**WHAT YOU WILL DO:** Write out every line of the material exactly as it appears.

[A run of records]
-- Start --
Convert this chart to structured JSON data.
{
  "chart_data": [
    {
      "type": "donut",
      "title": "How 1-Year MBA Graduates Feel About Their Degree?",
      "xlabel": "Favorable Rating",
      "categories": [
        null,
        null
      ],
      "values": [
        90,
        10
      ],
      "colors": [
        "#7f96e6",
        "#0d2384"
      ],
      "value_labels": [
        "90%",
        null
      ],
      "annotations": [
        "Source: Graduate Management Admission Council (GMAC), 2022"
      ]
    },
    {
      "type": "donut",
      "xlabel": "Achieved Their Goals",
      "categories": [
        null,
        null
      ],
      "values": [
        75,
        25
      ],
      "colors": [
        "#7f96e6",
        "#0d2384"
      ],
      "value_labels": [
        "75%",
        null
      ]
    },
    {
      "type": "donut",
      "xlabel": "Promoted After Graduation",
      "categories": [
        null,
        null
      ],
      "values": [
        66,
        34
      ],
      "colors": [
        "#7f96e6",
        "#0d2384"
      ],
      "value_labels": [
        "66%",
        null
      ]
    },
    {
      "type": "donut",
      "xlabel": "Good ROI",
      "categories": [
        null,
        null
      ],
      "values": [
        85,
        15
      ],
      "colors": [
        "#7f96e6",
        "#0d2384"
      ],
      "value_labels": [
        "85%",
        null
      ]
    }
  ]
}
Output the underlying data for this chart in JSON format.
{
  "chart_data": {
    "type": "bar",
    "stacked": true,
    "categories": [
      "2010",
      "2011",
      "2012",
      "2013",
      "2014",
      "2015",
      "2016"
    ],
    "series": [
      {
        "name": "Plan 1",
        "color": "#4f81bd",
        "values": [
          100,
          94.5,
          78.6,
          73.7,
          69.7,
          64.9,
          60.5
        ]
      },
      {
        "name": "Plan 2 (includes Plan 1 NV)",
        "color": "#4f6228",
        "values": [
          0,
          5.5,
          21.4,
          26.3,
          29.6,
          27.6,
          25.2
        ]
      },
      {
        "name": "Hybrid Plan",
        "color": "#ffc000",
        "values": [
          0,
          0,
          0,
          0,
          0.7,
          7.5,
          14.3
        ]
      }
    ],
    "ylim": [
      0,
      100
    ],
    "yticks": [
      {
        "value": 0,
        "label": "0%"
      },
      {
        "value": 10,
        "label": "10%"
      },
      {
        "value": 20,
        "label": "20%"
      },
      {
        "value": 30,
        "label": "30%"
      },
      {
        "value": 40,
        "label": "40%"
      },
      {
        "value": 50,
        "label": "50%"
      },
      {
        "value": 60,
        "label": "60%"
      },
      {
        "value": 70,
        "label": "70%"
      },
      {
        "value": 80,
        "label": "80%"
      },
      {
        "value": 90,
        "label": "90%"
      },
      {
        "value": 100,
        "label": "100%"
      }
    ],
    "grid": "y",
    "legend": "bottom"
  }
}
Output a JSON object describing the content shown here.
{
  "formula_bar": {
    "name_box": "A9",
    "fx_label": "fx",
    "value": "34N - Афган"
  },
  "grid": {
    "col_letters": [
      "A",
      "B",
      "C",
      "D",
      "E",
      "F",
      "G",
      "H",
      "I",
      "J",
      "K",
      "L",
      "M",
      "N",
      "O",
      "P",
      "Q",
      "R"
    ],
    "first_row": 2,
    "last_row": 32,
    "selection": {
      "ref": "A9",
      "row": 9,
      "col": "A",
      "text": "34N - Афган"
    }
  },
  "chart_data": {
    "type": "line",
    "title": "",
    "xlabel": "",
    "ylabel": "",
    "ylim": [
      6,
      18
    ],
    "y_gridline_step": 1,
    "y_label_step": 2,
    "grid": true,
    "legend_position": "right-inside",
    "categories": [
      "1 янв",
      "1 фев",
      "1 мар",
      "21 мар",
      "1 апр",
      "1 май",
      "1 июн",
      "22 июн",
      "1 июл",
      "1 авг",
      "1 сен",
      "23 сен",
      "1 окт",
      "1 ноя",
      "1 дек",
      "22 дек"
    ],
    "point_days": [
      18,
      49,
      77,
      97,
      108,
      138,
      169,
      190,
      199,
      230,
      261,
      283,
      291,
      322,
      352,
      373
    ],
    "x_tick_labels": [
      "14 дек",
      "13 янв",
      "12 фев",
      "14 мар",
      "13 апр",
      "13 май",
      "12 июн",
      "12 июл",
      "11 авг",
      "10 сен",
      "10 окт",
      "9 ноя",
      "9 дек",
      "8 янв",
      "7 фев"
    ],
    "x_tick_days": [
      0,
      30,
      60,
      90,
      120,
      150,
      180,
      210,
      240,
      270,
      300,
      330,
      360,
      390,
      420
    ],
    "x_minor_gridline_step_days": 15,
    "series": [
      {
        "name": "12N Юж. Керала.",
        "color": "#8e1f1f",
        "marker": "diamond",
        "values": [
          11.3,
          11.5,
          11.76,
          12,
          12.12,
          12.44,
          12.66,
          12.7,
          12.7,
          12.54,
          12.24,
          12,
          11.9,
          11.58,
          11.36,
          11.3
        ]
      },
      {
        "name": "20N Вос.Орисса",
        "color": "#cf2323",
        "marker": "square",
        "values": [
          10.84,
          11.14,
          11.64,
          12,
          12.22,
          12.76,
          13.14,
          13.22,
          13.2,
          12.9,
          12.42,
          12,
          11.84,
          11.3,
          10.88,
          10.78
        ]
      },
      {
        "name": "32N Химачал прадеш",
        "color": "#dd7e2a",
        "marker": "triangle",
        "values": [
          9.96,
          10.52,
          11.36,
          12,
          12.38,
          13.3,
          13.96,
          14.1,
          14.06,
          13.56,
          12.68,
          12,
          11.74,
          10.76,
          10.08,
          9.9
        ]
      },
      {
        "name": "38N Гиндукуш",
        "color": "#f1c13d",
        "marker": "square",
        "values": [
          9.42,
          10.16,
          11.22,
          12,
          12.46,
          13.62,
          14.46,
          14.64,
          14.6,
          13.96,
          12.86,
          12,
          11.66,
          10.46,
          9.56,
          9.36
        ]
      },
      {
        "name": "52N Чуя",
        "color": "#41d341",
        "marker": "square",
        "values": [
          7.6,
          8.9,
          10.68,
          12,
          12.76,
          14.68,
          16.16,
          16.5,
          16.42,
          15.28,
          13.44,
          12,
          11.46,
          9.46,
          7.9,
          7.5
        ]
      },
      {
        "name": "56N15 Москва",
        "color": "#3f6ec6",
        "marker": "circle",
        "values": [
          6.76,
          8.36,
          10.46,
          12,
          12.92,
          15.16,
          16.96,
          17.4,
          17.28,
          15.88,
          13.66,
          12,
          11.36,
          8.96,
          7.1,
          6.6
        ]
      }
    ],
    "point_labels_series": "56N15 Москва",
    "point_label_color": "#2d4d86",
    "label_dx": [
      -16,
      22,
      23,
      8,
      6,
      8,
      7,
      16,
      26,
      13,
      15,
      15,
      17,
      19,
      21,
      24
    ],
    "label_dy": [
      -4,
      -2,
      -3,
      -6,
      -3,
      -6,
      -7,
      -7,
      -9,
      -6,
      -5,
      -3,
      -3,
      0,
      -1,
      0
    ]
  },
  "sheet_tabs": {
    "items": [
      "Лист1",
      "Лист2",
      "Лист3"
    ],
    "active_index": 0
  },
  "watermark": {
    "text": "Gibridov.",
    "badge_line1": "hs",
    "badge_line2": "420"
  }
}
-- End --
**SOLUTION FOR THIS TASK:**
Convert this chart to structured JSON data.
{
  "chart_data": [
    {
      "type": "donut",
      "title": "How 1-Year MBA Graduates Feel About Their Degree?",
      "xlabel": "Favorable Rating",
      "categories": [
        null,
        null
      ],
      "values": [
        90,
        10
      ],
      "colors": [
        "#7f96e6",
        "#0d2384"
      ],
      "value_labels": [
        "90%",
        null
      ],
      "annotations": [
        "Source: Graduate Management Admission Council (GMAC), 2022"
      ]
    },
    {
      "type": "donut",
      "xlabel": "Achieved Their Goals",
      "categories": [
        null,
        null
      ],
      "values": [
        75,
        25
      ],
      "colors": [
        "#7f96e6",
        "#0d2384"
      ],
      "value_labels": [
        "75%",
        null
      ]
    },
    {
      "type": "donut",
      "xlabel": "Promoted After Graduation",
      "categories": [
        null,
        null
      ],
      "values": [
        66,
        34
      ],
      "colors": [
        "#7f96e6",
        "#0d2384"
      ],
      "value_labels": [
        "66%",
        null
      ]
    },
    {
      "type": "donut",
      "xlabel": "Good ROI",
      "categories": [
        null,
        null
      ],
      "values": [
        85,
        15
      ],
      "colors": [
        "#7f96e6",
        "#0d2384"
      ],
      "value_labels": [
        "85%",
        null
      ]
    }
  ]
}
Output the underlying data for this chart in JSON format.
{
  "chart_data": {
    "type": "bar",
    "stacked": true,
    "categories": [
      "2010",
      "2011",
      "2012",
      "2013",
      "2014",
      "2015",
      "2016"
    ],
    "series": [
      {
        "name": "Plan 1",
        "color": "#4f81bd",
        "values": [
          100,
          94.5,
          78.6,
          73.7,
          69.7,
          64.9,
          60.5
        ]
      },
      {
        "name": "Plan 2 (includes Plan 1 NV)",
        "color": "#4f6228",
        "values": [
          0,
          5.5,
          21.4,
          26.3,
          29.6,
          27.6,
          25.2
        ]
      },
      {
        "name": "Hybrid Plan",
        "color": "#ffc000",
        "values": [
          0,
          0,
          0,
          0,
          0.7,
          7.5,
          14.3
        ]
      }
    ],
    "ylim": [
      0,
      100
    ],
    "yticks": [
      {
        "value": 0,
        "label": "0%"
      },
      {
        "value": 10,
        "label": "10%"
      },
      {
        "value": 20,
        "label": "20%"
      },
      {
        "value": 30,
        "label": "30%"
      },
      {
        "value": 40,
        "label": "40%"
      },
      {
        "value": 50,
        "label": "50%"
      },
      {
        "value": 60,
        "label": "60%"
      },
      {
        "value": 70,
        "label": "70%"
      },
      {
        "value": 80,
        "label": "80%"
      },
      {
        "value": 90,
        "label": "90%"
      },
      {
        "value": 100,
        "label": "100%"
      }
    ],
    "grid": "y",
    "legend": "bottom"
  }
}
Output a JSON object describing the content shown here.
{
  "formula_bar": {
    "name_box": "A9",
    "fx_label": "fx",
    "value": "34N - Афган"
  },
  "grid": {
    "col_letters": [
      "A",
      "B",
      "C",
      "D",
      "E",
      "F",
      "G",
      "H",
      "I",
      "J",
      "K",
      "L",
      "M",
      "N",
      "O",
      "P",
      "Q",
      "R"
    ],
    "first_row": 2,
    "last_row": 32,
    "selection": {
      "ref": "A9",
      "row": 9,
      "col": "A",
      "text": "34N - Афган"
    }
  },
  "chart_data": {
    "type": "line",
    "title": "",
    "xlabel": "",
    "ylabel": "",
    "ylim": [
      6,
      18
    ],
    "y_gridline_step": 1,
    "y_label_step": 2,
    "grid": true,
    "legend_position": "right-inside",
    "categories": [
      "1 янв",
      "1 фев",
      "1 мар",
      "21 мар",
      "1 апр",
      "1 май",
      "1 июн",
      "22 июн",
      "1 июл",
      "1 авг",
      "1 сен",
      "23 сен",
      "1 окт",
      "1 ноя",
      "1 дек",
      "22 дек"
    ],
    "point_days": [
      18,
      49,
      77,
      97,
      108,
      138,
      169,
      190,
      199,
      230,
      261,
      283,
      291,
      322,
      352,
      373
    ],
    "x_tick_labels": [
      "14 дек",
      "13 янв",
      "12 фев",
      "14 мар",
      "13 апр",
      "13 май",
      "12 июн",
      "12 июл",
      "11 авг",
      "10 сен",
      "10 окт",
      "9 ноя",
      "9 дек",
      "8 янв",
      "7 фев"
    ],
    "x_tick_days": [
      0,
      30,
      60,
      90,
      120,
      150,
      180,
      210,
      240,
      270,
      300,
      330,
      360,
      390,
      420
    ],
    "x_minor_gridline_step_days": 15,
    "series": [
      {
        "name": "12N Юж. Керала.",
        "color": "#8e1f1f",
        "marker": "diamond",
        "values": [
          11.3,
          11.5,
          11.76,
          12,
          12.12,
          12.44,
          12.66,
          12.7,
          12.7,
          12.54,
          12.24,
          12,
          11.9,
          11.58,
          11.36,
          11.3
        ]
      },
      {
        "name": "20N Вос.Орисса",
        "color": "#cf2323",
        "marker": "square",
        "values": [
          10.84,
          11.14,
          11.64,
          12,
          12.22,
          12.76,
          13.14,
          13.22,
          13.2,
          12.9,
          12.42,
          12,
          11.84,
          11.3,
          10.88,
          10.78
        ]
      },
      {
        "name": "32N Химачал прадеш",
        "color": "#dd7e2a",
        "marker": "triangle",
        "values": [
          9.96,
          10.52,
          11.36,
          12,
          12.38,
          13.3,
          13.96,
          14.1,
          14.06,
          13.56,
          12.68,
          12,
          11.74,
          10.76,
          10.08,
          9.9
        ]
      },
      {
        "name": "38N Гиндукуш",
        "color": "#f1c13d",
        "marker": "square",
        "values": [
          9.42,
          10.16,
          11.22,
          12,
          12.46,
          13.62,
          14.46,
          14.64,
          14.6,
          13.96,
          12.86,
          12,
          11.66,
          10.46,
          9.56,
          9.36
        ]
      },
      {
        "name": "52N Чуя",
        "color": "#41d341",
        "marker": "square",
        "values": [
          7.6,
          8.9,
          10.68,
          12,
          12.76,
          14.68,
          16.16,
          16.5,
          16.42,
          15.28,
          13.44,
          12,
          11.46,
          9.46,
          7.9,
          7.5
        ]
      },
      {
        "name": "56N15 Москва",
        "color": "#3f6ec6",
        "marker": "circle",
        "values": [
          6.76,
          8.36,
          10.46,
          12,
          12.92,
          15.16,
          16.96,
          17.4,
          17.28,
          15.88,
          13.66,
          12,
          11.36,
          8.96,
          7.1,
          6.6
        ]
      }
    ],
    "point_labels_series": "56N15 Москва",
    "point_label_color": "#2d4d86",
    "label_dx": [
      -16,
      22,
      23,
      8,
      6,
      8,
      7,
      16,
      26,
      13,
      15,
      15,
      17,
      19,
      21,
      24
    ],
    "label_dy": [
      -4,
      -2,
      -3,
      -6,
      -3,
      -6,
      -7,
      -7,
      -9,
      -6,
      -5,
      -3,
      -3,
      0,
      -1,
      0
    ]
  },
  "sheet_tabs": {
    "items": [
      "Лист1",
      "Лист2",
      "Лист3"
    ],
    "active_index": 0
  },
  "watermark": {
    "text": "Gibridov.",
    "badge_line1": "hs",
    "badge_line2": "420"
  }
}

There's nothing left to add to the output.